[Recorded data]
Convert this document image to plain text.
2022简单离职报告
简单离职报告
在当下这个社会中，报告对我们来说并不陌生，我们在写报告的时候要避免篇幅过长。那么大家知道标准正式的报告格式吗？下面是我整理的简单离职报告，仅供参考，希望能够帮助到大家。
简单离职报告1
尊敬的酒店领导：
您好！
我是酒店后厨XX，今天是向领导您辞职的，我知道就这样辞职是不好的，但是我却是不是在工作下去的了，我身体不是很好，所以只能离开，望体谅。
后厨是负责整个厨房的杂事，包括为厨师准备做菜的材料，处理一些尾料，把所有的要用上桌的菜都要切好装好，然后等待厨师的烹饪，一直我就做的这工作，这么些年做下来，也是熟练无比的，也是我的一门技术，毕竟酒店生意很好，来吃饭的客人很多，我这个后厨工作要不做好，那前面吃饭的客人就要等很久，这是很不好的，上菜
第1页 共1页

__What is needed__:
The records above must be output exactly, in full.

__Solution__:
Convert this document image to plain text.
2022简单离职报告
简单离职报告
在当下这个社会中，报告对我们来说并不陌生，我们在写报告的时候要避免篇幅过长。那么大家知道标准正式的报告格式吗？下面是我整理的简单离职报告，仅供参考，希望能够帮助到大家。
简单离职报告1
尊敬的酒店领导：
您好！
我是酒店后厨XX，今天是向领导您辞职的，我知道就这样辞职是不好的，但是我却是不是在工作下去的了，我身体不是很好，所以只能离开，望体谅。
后厨是负责整个厨房的杂事，包括为厨师准备做菜的材料，处理一些尾料，把所有的要用上桌的菜都要切好装好，然后等待厨师的烹饪，一直我就做的这工作，这么些年做下来，也是熟练无比的，也是我的一门技术，毕竟酒店生意很好，来吃饭的客人很多，我这个后厨工作要不做好，那前面吃饭的客人就要等很久，这是很不好的，上菜
第1页 共1页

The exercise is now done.